• **Written instruction**: Will you output all of the data below exactly, omitting the images?
╔══
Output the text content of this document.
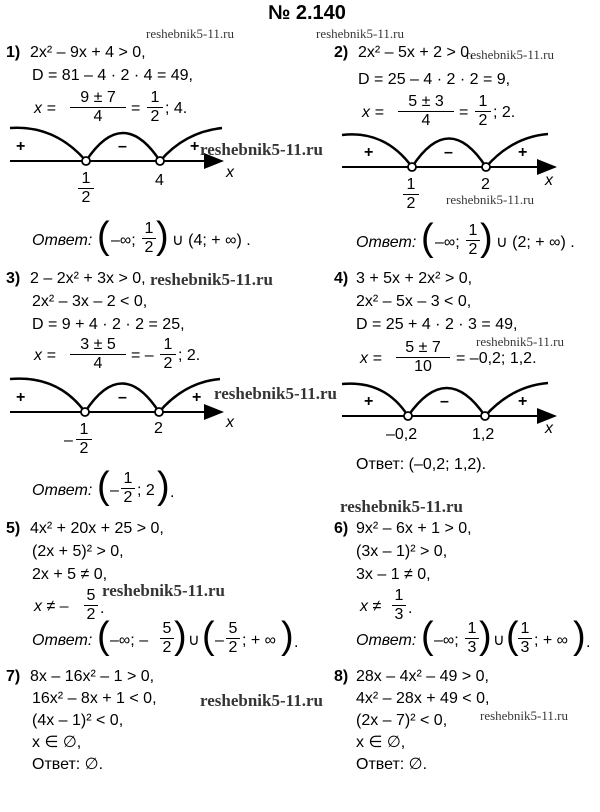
№ 2.140
1) 2x² – 9x + 4 > 0,
D = 81 – 4 · 2 · 4 = 49,
$x = \frac{9 \pm 7}{4} = \frac{1}{2}$ ; 4.
+	–	+
x
$\frac{1}{2}$	4
Ответ: ( –∞; $\frac{1}{2}$ ) ∪ (4; + ∞) .
2) 2x² – 5x + 2 > 0,
D = 25 – 4 · 2 · 2 = 9,
$x = \frac{5 \pm 3}{4} = \frac{1}{2}$ ; 2.
+	–	+
x
$\frac{1}{2}$	2
Ответ: ( –∞; $\frac{1}{2}$ ) ∪ (2; + ∞) .
3) 2 – 2x² + 3x > 0,
2x² – 3x – 2 < 0,
D = 9 + 4 · 2 · 2 = 25,
$x = \frac{3 \pm 5}{4}$ = – $\frac{1}{2}$ ; 2.
+	–	+
x
– $\frac{1}{2}$	2
Ответ: ( – $\frac{1}{2}$ ; 2 ) .
4) 3 + 5x + 2x² > 0,
2x² – 5x – 3 < 0,
D = 25 + 4 · 2 · 3 = 49,
$x = \frac{5 \pm 7}{10} = -0,2$; 1,2.
+	–	+
x
–0,2	1,2
Ответ: (–0,2; 1,2).
5) 4x² + 20x + 25 > 0,
(2x + 5)² > 0,
2x + 5 ≠ 0,
x ≠ – $\frac{5}{2}$ .
Ответ: ( –∞; – $\frac{5}{2}$ ) ∪ ( – $\frac{5}{2}$ ; + ∞ ) .
6) 9x² – 6x + 1 > 0,
(3x – 1)² > 0,
3x – 1 ≠ 0,
$x \ne \frac{1}{3}$ .
Ответ: ( –∞; $\frac{1}{3}$ ) ∪ ( $\frac{1}{3}$ ; + ∞ ) .
7) 8x – 16x² – 1 > 0,
16x² – 8x + 1 < 0,
(4x – 1)² < 0,
x ∈ ∅,
Ответ: ∅.
8) 28x – 4x² – 49 > 0,
4x² – 28x + 49 < 0,
(2x – 7)² < 0,
x ∈ ∅,
Ответ: ∅.
reshebnik5-11.ru	reshebnik5-11.ru
reshebnik5-11.ru
reshebnik5-11.ru
reshebnik5-11.ru
reshebnik5-11.ru
reshebnik5-11.ru
reshebnik5-11.ru
reshebnik5-11.ru
reshebnik5-11.ru
reshebnik5-11.ru
reshebnik5-11.ru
╚══
• **Written reply**:
Output the text content of this document.
№ 2.140
1) 2x² – 9x + 4 > 0,
D = 81 – 4 · 2 · 4 = 49,
$x = \frac{9 \pm 7}{4} = \frac{1}{2}$ ; 4.
+	–	+
x
$\frac{1}{2}$	4
Ответ: ( –∞; $\frac{1}{2}$ ) ∪ (4; + ∞) .
2) 2x² – 5x + 2 > 0,
D = 25 – 4 · 2 · 2 = 9,
$x = \frac{5 \pm 3}{4} = \frac{1}{2}$ ; 2.
+	–	+
x
$\frac{1}{2}$	2
Ответ: ( –∞; $\frac{1}{2}$ ) ∪ (2; + ∞) .
3) 2 – 2x² + 3x > 0,
2x² – 3x – 2 < 0,
D = 9 + 4 · 2 · 2 = 25,
$x = \frac{3 \pm 5}{4}$ = – $\frac{1}{2}$ ; 2.
+	–	+
x
– $\frac{1}{2}$	2
Ответ: ( – $\frac{1}{2}$ ; 2 ) .
4) 3 + 5x + 2x² > 0,
2x² – 5x – 3 < 0,
D = 25 + 4 · 2 · 3 = 49,
$x = \frac{5 \pm 7}{10} = -0,2$; 1,2.
+	–	+
x
–0,2	1,2
Ответ: (–0,2; 1,2).
5) 4x² + 20x + 25 > 0,
(2x + 5)² > 0,
2x + 5 ≠ 0,
x ≠ – $\frac{5}{2}$ .
Ответ: ( –∞; – $\frac{5}{2}$ ) ∪ ( – $\frac{5}{2}$ ; + ∞ ) .
6) 9x² – 6x + 1 > 0,
(3x – 1)² > 0,
3x – 1 ≠ 0,
$x \ne \frac{1}{3}$ .
Ответ: ( –∞; $\frac{1}{3}$ ) ∪ ( $\frac{1}{3}$ ; + ∞ ) .
7) 8x – 16x² – 1 > 0,
16x² – 8x + 1 < 0,
(4x – 1)² < 0,
x ∈ ∅,
Ответ: ∅.
8) 28x – 4x² – 49 > 0,
4x² – 28x + 49 < 0,
(2x – 7)² < 0,
x ∈ ∅,
Ответ: ∅.
reshebnik5-11.ru	reshebnik5-11.ru
reshebnik5-11.ru
reshebnik5-11.ru
reshebnik5-11.ru
reshebnik5-11.ru
reshebnik5-11.ru
reshebnik5-11.ru
reshebnik5-11.ru
reshebnik5-11.ru
reshebnik5-11.ru
reshebnik5-11.ru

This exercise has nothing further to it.